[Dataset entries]
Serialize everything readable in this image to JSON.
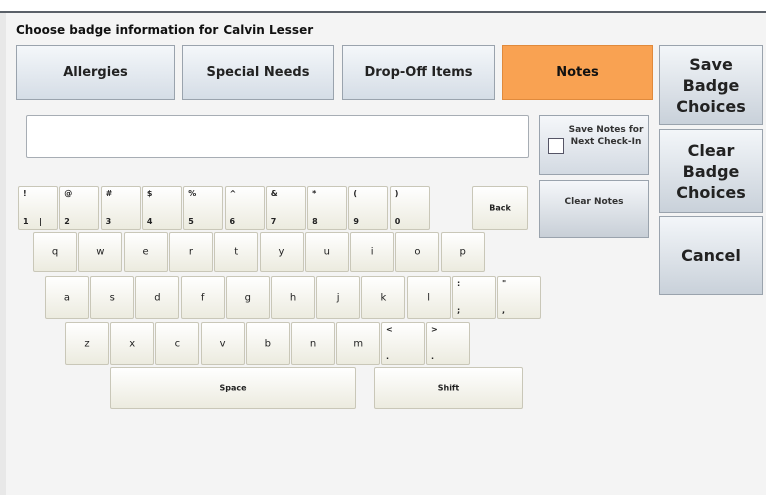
{
  "title": {
    "prefix": "Choose badge information for",
    "name": "Calvin Lesser"
  },
  "tabs": [
    {
      "label": "Allergies",
      "active": false
    },
    {
      "label": "Special Needs",
      "active": false
    },
    {
      "label": "Drop-Off Items",
      "active": false
    },
    {
      "label": "Notes",
      "active": true
    }
  ],
  "side_buttons": {
    "save": "Save Badge Choices",
    "clear": "Clear Badge Choices",
    "cancel": "Cancel"
  },
  "notes": {
    "value": "",
    "save_next_label": "Save Notes for Next Check-In",
    "save_next_checked": false,
    "clear_label": "Clear Notes"
  },
  "keyboard": {
    "number_row": [
      {
        "top": "!",
        "bottom": "1",
        "bottom2": "|"
      },
      {
        "top": "@",
        "bottom": "2"
      },
      {
        "top": "#",
        "bottom": "3"
      },
      {
        "top": "$",
        "bottom": "4"
      },
      {
        "top": "%",
        "bottom": "5"
      },
      {
        "top": "^",
        "bottom": "6"
      },
      {
        "top": "&",
        "bottom": "7"
      },
      {
        "top": "*",
        "bottom": "8"
      },
      {
        "top": "(",
        "bottom": "9"
      },
      {
        "top": ")",
        "bottom": "0"
      }
    ],
    "back": "Back",
    "row1": [
      "q",
      "w",
      "e",
      "r",
      "t",
      "y",
      "u",
      "i",
      "o",
      "p"
    ],
    "row2": [
      "a",
      "s",
      "d",
      "f",
      "g",
      "h",
      "j",
      "k",
      "l"
    ],
    "row2_extra": [
      {
        "top": ":",
        "bottom": ";"
      },
      {
        "top": "\"",
        "bottom": ","
      }
    ],
    "row3": [
      "z",
      "x",
      "c",
      "v",
      "b",
      "n",
      "m"
    ],
    "row3_extra": [
      {
        "top": "<",
        "bottom": "."
      },
      {
        "top": ">",
        "bottom": "."
      }
    ],
    "space": "Space",
    "shift": "Shift"
  },
  "colors": {
    "active_tab": "#f9a252",
    "frame_line": "#5a6068"
  }
}
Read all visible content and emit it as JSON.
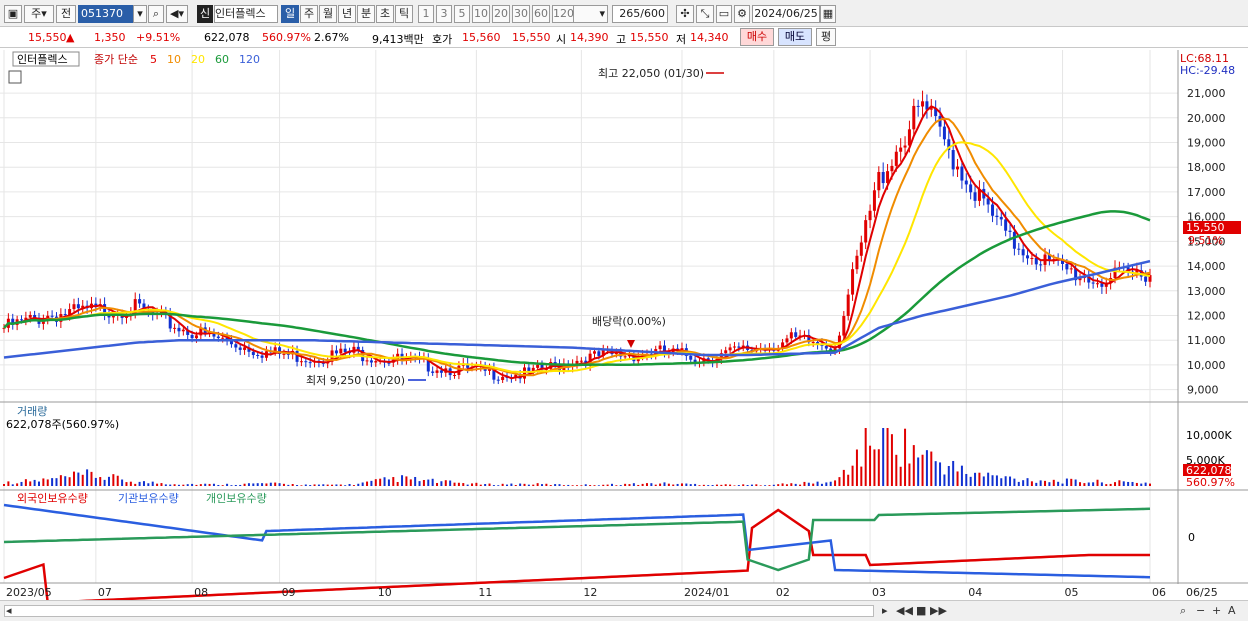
{
  "toolbar": {
    "market": "주",
    "mode": "전",
    "code": "051370",
    "badge": "신",
    "name": "인터플렉스",
    "periods": [
      "일",
      "주",
      "월",
      "년",
      "분",
      "초",
      "틱"
    ],
    "active_period": "일",
    "intervals": [
      "1",
      "3",
      "5",
      "10",
      "20",
      "30",
      "60",
      "120"
    ],
    "count": "265",
    "count_max": "/600",
    "date": "2024/06/25"
  },
  "quote": {
    "price": "15,550",
    "arrow": "▲",
    "change": "1,350",
    "change_pct": "+9.51%",
    "volume": "622,078",
    "vol_ratio": "560.97%",
    "turnover": "2.67%",
    "amount": "9,413백만",
    "ask_label": "호가",
    "ask": "15,560",
    "bid": "15,550",
    "open_label": "시",
    "open": "14,390",
    "high_label": "고",
    "high": "15,550",
    "low_label": "저",
    "low": "14,340",
    "buy": "매수",
    "sell": "매도",
    "avg": "평"
  },
  "price_panel": {
    "stock_label": "인터플렉스",
    "ma_label": "종가 단순",
    "ma_periods": [
      "5",
      "10",
      "20",
      "60",
      "120"
    ],
    "ma_colors": [
      "#e00000",
      "#f08c00",
      "#ffe600",
      "#1a9a3a",
      "#3a5fd8"
    ],
    "lc": "LC:68.11",
    "hc": "HC:-29.48",
    "y_ticks": [
      "21,000",
      "20,000",
      "19,000",
      "18,000",
      "17,000",
      "16,000",
      "15,000",
      "14,000",
      "13,000",
      "12,000",
      "11,000",
      "10,000",
      "9,000"
    ],
    "price_tag": "15,550",
    "pct_tag": "9.51%",
    "high_note": "최고 22,050 (01/30)",
    "low_note": "최저 9,250 (10/20)",
    "div_note": "배당락(0.00%)"
  },
  "volume_panel": {
    "title": "거래량",
    "value": "622,078주(560.97%)",
    "y_ticks": [
      "10,000K",
      "5,000K"
    ],
    "tag": "622,078",
    "tag2": "560.97%"
  },
  "holding_panel": {
    "series": [
      "외국인보유수량",
      "기관보유수량",
      "개인보유수량"
    ],
    "colors": [
      "#e00000",
      "#2a5ee0",
      "#2a9a5a"
    ],
    "zero": "0"
  },
  "x_axis": [
    "2023/05",
    "07",
    "08",
    "09",
    "10",
    "11",
    "12",
    "2024/01",
    "02",
    "03",
    "04",
    "05",
    "06",
    "06/25"
  ],
  "chart_data": {
    "type": "line",
    "title": "인터플렉스",
    "ylim": [
      8500,
      22500
    ],
    "price_x": [
      0,
      10,
      20,
      30,
      40,
      50,
      60,
      70,
      80,
      90,
      100,
      110,
      120,
      130,
      140,
      150,
      160,
      170,
      180,
      190,
      200,
      210,
      220,
      230,
      240,
      250,
      262
    ],
    "close": [
      11500,
      12000,
      12200,
      12300,
      11500,
      11000,
      10500,
      10300,
      10500,
      10200,
      9900,
      9700,
      9600,
      10200,
      10400,
      10500,
      10300,
      10600,
      11000,
      10800,
      17500,
      20500,
      17500,
      15000,
      14000,
      13400,
      13800
    ],
    "ma120": [
      10300,
      10500,
      10700,
      10900,
      11000,
      11000,
      11000,
      11000,
      10950,
      10900,
      10850,
      10800,
      10750,
      10700,
      10600,
      10500,
      10400,
      10400,
      10450,
      10500,
      11500,
      12000,
      12400,
      12800,
      13300,
      13700,
      14200
    ],
    "volume_k": [
      600,
      1200,
      2200,
      800,
      400,
      300,
      500,
      200,
      300,
      1500,
      800,
      300,
      400,
      200,
      300,
      500,
      300,
      200,
      400,
      800,
      10500,
      6000,
      2500,
      1500,
      1000,
      800,
      622
    ],
    "x_labels": [
      "2023/05",
      "07",
      "08",
      "09",
      "10",
      "11",
      "12",
      "2024/01",
      "02",
      "03",
      "04",
      "05",
      "06",
      "06/25"
    ]
  }
}
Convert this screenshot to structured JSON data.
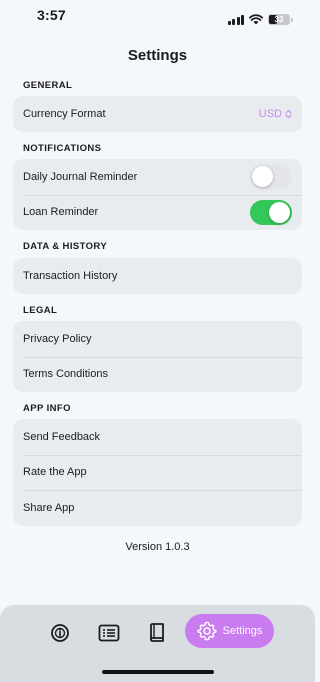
{
  "status": {
    "time": "3:57",
    "battery": "33"
  },
  "title": "Settings",
  "sections": {
    "general": {
      "header": "GENERAL",
      "currency_label": "Currency Format",
      "currency_value": "USD"
    },
    "notifications": {
      "header": "NOTIFICATIONS",
      "daily_label": "Daily Journal Reminder",
      "daily_on": false,
      "loan_label": "Loan Reminder",
      "loan_on": true
    },
    "data_history": {
      "header": "DATA & HISTORY",
      "transaction_label": "Transaction History"
    },
    "legal": {
      "header": "LEGAL",
      "privacy_label": "Privacy Policy",
      "terms_label": "Terms Conditions"
    },
    "app_info": {
      "header": "APP INFO",
      "feedback_label": "Send Feedback",
      "rate_label": "Rate the App",
      "share_label": "Share App"
    }
  },
  "version": "Version 1.0.3",
  "tabs": {
    "items": [
      {
        "icon": "info-icon"
      },
      {
        "icon": "list-icon"
      },
      {
        "icon": "book-icon"
      },
      {
        "icon": "gear-icon",
        "label": "Settings",
        "active": true
      }
    ]
  },
  "colors": {
    "accent": "#c97cf0",
    "toggle_on": "#34c759",
    "background": "#f4f8fc"
  }
}
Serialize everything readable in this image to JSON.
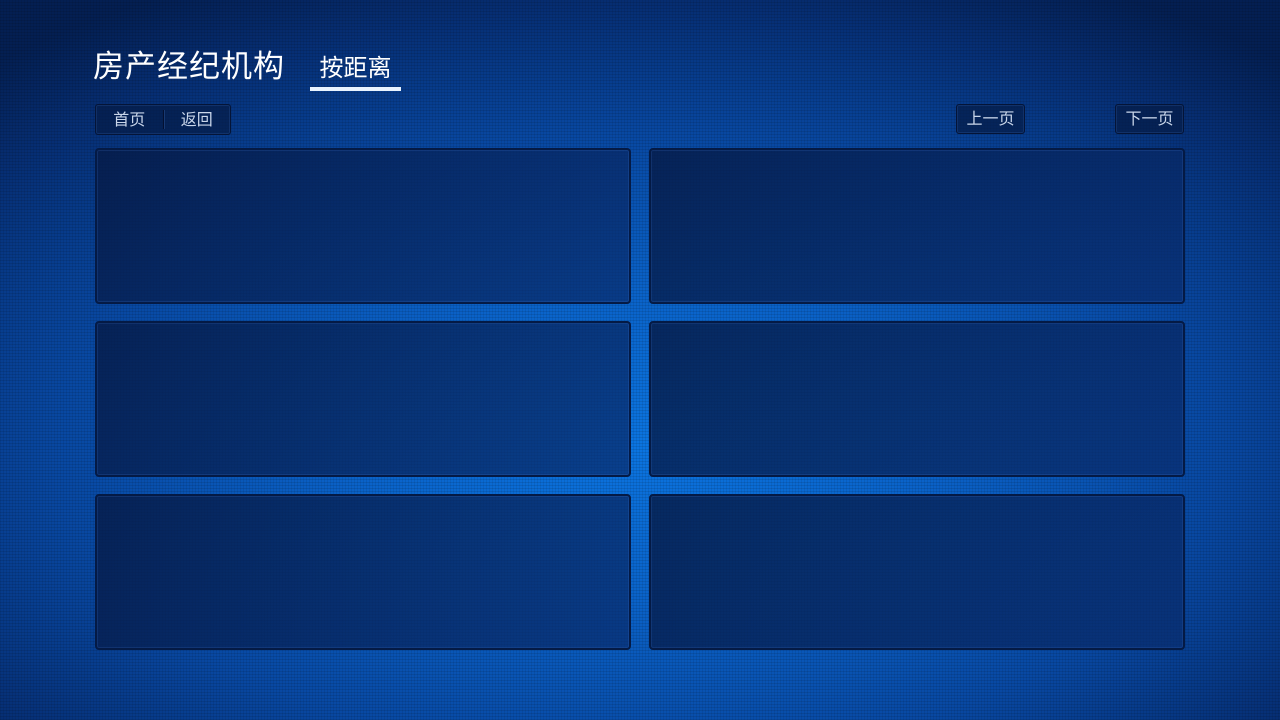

#### What you have to do:
From the entries above, select each line containing the string "header".

#### Expected answer:
      "header": "GENERAL",
      "header": "NOTIFICATIONS",
      "header": "DATA & HISTORY",
      "header": "LEGAL",
      "header": "APP INFO",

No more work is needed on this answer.